• Data entries
⟨
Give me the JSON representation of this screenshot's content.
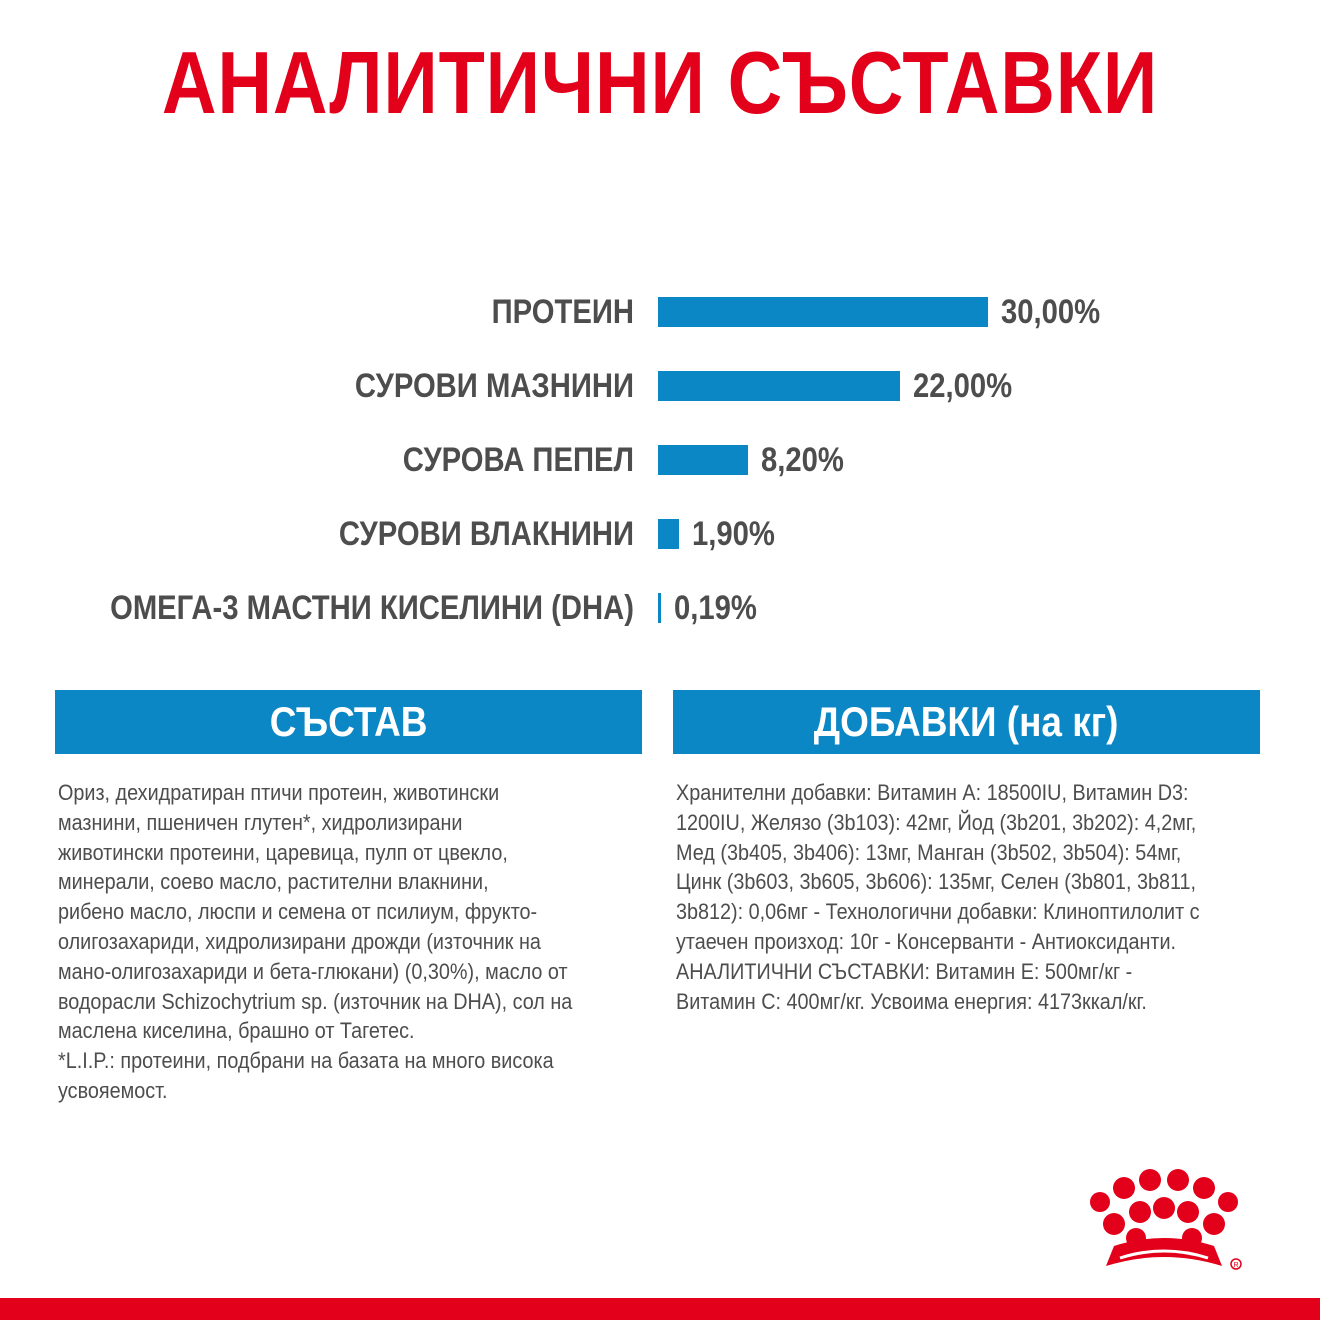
{
  "title": "АНАЛИТИЧНИ СЪСТАВКИ",
  "colors": {
    "brand_red": "#e2001a",
    "bar_blue": "#0a87c4",
    "text_gray": "#4d4d4d"
  },
  "chart_data": {
    "type": "bar",
    "orientation": "horizontal",
    "title": "",
    "xlabel": "",
    "ylabel": "",
    "categories": [
      "ПРОТЕИН",
      "СУРОВИ МАЗНИНИ",
      "СУРОВА ПЕПЕЛ",
      "СУРОВИ ВЛАКНИНИ",
      "ОМЕГА-3 МАСТНИ КИСЕЛИНИ (DHA)"
    ],
    "values": [
      30.0,
      22.0,
      8.2,
      1.9,
      0.19
    ],
    "value_labels": [
      "30,00%",
      "22,00%",
      "8,20%",
      "1,90%",
      "0,19%"
    ],
    "xlim": [
      0,
      30
    ],
    "grid": false
  },
  "composition": {
    "heading": "СЪСТАВ",
    "text": "Ориз, дехидратиран птичи протеин, животински\nмазнини, пшеничен глутен*, хидролизирани\nживотински протеини, царевица, пулп от цвекло,\nминерали, соево масло, растителни влакнини,\nрибено масло, люспи и семена от псилиум, фрукто-\nолигозахариди, хидролизирани дрожди (източник на\nмано-олигозахариди и бета-глюкани) (0,30%), масло от\nводорасли Schizochytrium sp. (източник на DHA), сол на\nмаслена киселина, брашно от Тагетес.\n*L.I.P.: протеини, подбрани на базата на много висока\nусвояемост."
  },
  "additives": {
    "heading": "ДОБАВКИ (на кг)",
    "text": "Хранителни добавки: Витамин А: 18500IU, Витамин D3:\n1200IU, Желязо (3b103): 42мг, Йод (3b201, 3b202): 4,2мг,\nМед (3b405, 3b406): 13мг, Манган (3b502, 3b504): 54мг,\nЦинк (3b603, 3b605, 3b606): 135мг, Селен (3b801, 3b811,\n3b812): 0,06мг - Технологични добавки: Клиноптилолит с\nутаечен произход: 10г - Консерванти - Антиоксиданти.\nАНАЛИТИЧНИ СЪСТАВКИ: Витамин Е: 500мг/кг -\nВитамин С: 400мг/кг. Усвоима енергия: 4173ккал/кг."
  }
}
⟩
• What the exercise asks
The records above are to be quoted exactly, with all pictures left out.

• Solution to the exercise
Give me the JSON representation of this screenshot's content.
{
  "title": "АНАЛИТИЧНИ СЪСТАВКИ",
  "colors": {
    "brand_red": "#e2001a",
    "bar_blue": "#0a87c4",
    "text_gray": "#4d4d4d"
  },
  "chart_data": {
    "type": "bar",
    "orientation": "horizontal",
    "title": "",
    "xlabel": "",
    "ylabel": "",
    "categories": [
      "ПРОТЕИН",
      "СУРОВИ МАЗНИНИ",
      "СУРОВА ПЕПЕЛ",
      "СУРОВИ ВЛАКНИНИ",
      "ОМЕГА-3 МАСТНИ КИСЕЛИНИ (DHA)"
    ],
    "values": [
      30.0,
      22.0,
      8.2,
      1.9,
      0.19
    ],
    "value_labels": [
      "30,00%",
      "22,00%",
      "8,20%",
      "1,90%",
      "0,19%"
    ],
    "xlim": [
      0,
      30
    ],
    "grid": false
  },
  "composition": {
    "heading": "СЪСТАВ",
    "text": "Ориз, дехидратиран птичи протеин, животински\nмазнини, пшеничен глутен*, хидролизирани\nживотински протеини, царевица, пулп от цвекло,\nминерали, соево масло, растителни влакнини,\nрибено масло, люспи и семена от псилиум, фрукто-\nолигозахариди, хидролизирани дрожди (източник на\nмано-олигозахариди и бета-глюкани) (0,30%), масло от\nводорасли Schizochytrium sp. (източник на DHA), сол на\nмаслена киселина, брашно от Тагетес.\n*L.I.P.: протеини, подбрани на базата на много висока\nусвояемост."
  },
  "additives": {
    "heading": "ДОБАВКИ (на кг)",
    "text": "Хранителни добавки: Витамин А: 18500IU, Витамин D3:\n1200IU, Желязо (3b103): 42мг, Йод (3b201, 3b202): 4,2мг,\nМед (3b405, 3b406): 13мг, Манган (3b502, 3b504): 54мг,\nЦинк (3b603, 3b605, 3b606): 135мг, Селен (3b801, 3b811,\n3b812): 0,06мг - Технологични добавки: Клиноптилолит с\nутаечен произход: 10г - Консерванти - Антиоксиданти.\nАНАЛИТИЧНИ СЪСТАВКИ: Витамин Е: 500мг/кг -\nВитамин С: 400мг/кг. Усвоима енергия: 4173ккал/кг."
  }
}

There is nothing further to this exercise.